[START]

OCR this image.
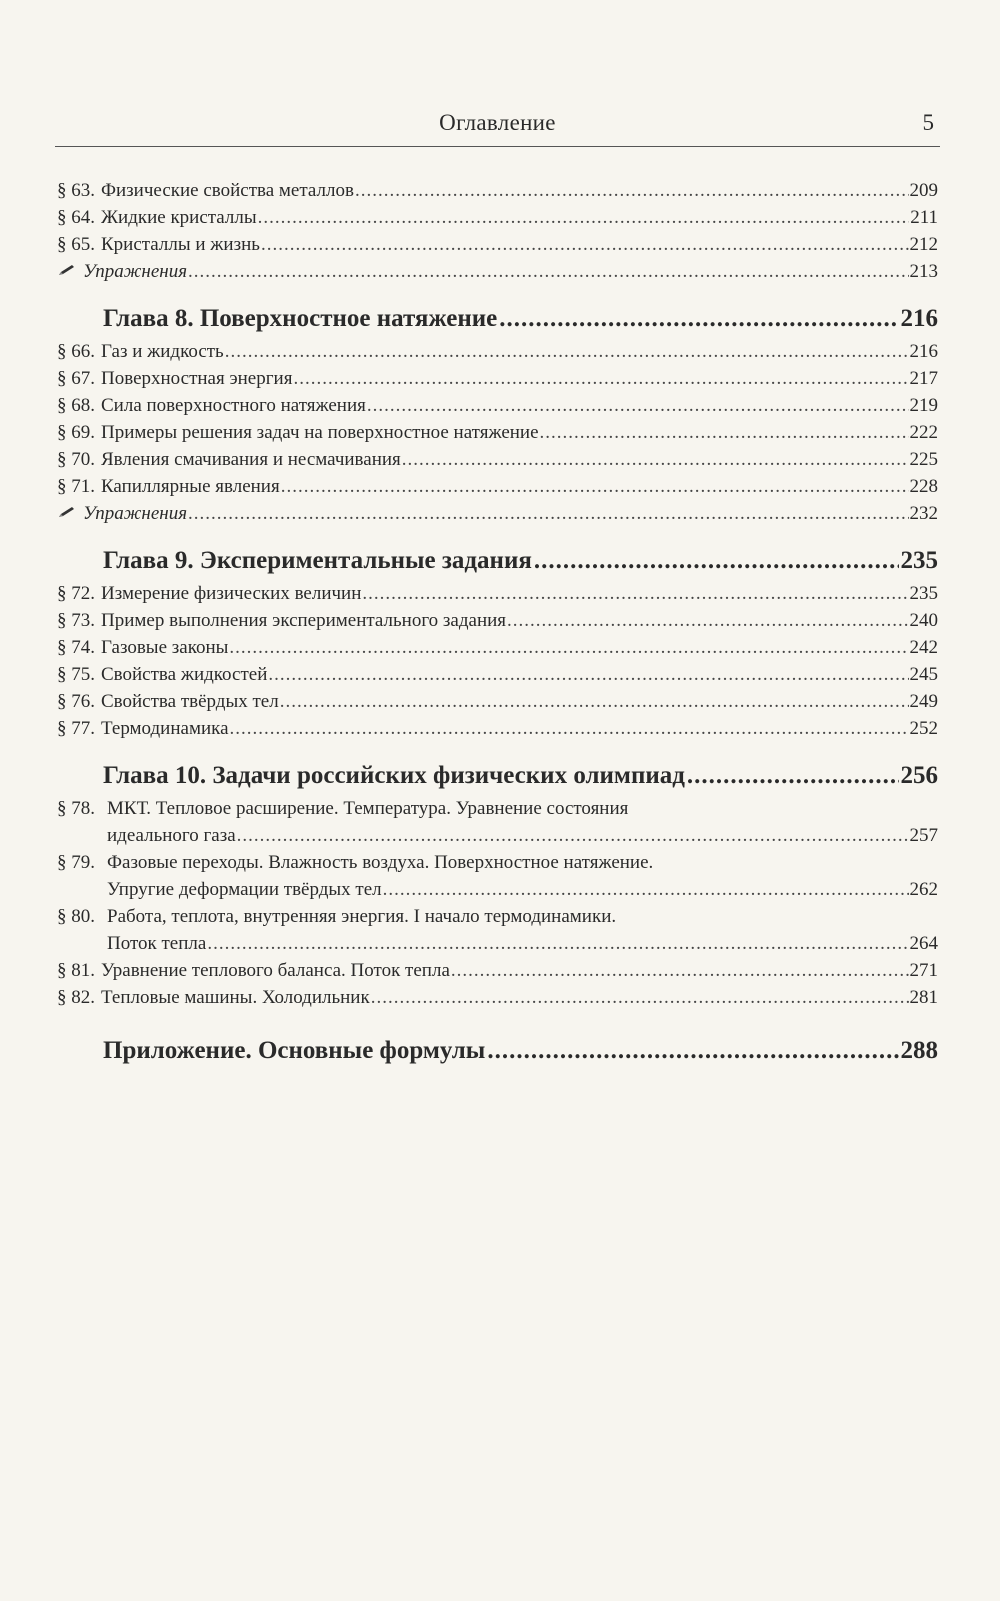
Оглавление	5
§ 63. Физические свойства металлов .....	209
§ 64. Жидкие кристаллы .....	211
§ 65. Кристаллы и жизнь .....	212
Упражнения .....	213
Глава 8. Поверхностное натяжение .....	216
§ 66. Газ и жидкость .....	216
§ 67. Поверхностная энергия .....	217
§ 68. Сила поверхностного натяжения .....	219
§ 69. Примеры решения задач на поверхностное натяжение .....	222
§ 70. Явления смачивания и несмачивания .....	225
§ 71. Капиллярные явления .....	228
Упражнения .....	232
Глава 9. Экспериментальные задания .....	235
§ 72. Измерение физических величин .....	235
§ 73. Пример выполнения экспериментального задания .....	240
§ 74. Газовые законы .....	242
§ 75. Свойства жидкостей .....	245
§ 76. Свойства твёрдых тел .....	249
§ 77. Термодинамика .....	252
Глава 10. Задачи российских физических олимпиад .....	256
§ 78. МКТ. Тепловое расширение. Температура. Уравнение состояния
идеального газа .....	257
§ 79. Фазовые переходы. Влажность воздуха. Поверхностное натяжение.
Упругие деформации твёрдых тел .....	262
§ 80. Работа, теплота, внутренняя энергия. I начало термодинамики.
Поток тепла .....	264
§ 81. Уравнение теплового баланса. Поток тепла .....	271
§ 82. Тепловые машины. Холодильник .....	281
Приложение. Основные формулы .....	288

[END]
[START]

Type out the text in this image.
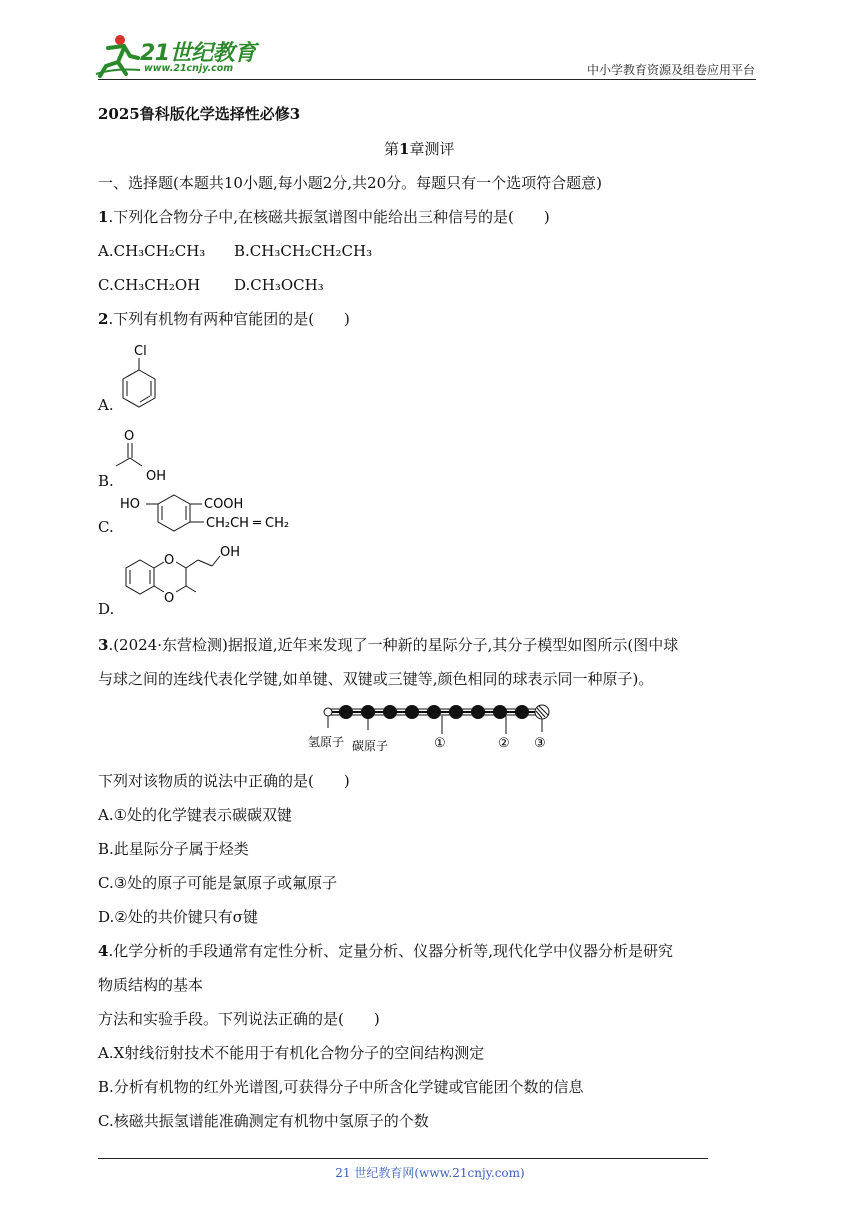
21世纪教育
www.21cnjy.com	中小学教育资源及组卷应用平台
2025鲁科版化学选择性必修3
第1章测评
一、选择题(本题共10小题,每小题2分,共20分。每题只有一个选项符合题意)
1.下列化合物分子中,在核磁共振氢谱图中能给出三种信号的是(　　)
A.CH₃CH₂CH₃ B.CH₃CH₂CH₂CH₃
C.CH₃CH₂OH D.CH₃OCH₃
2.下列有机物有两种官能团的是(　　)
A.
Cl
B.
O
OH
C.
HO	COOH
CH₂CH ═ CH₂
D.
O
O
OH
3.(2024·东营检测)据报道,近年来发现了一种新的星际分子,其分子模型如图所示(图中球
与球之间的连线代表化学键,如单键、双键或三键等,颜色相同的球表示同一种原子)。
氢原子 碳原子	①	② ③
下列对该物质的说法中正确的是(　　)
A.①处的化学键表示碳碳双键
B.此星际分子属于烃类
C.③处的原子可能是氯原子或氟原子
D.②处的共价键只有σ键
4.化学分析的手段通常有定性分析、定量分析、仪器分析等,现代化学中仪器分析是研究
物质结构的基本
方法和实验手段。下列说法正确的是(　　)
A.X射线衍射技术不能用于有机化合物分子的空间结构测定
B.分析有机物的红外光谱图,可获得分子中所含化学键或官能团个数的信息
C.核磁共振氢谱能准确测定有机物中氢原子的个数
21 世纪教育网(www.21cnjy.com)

[END]

• _Task goal_: Return each line in the records that holds the string "тепла".

• _Correct answer_:
Поток тепла .....	264
§ 81. Уравнение теплового баланса. Поток тепла .....	271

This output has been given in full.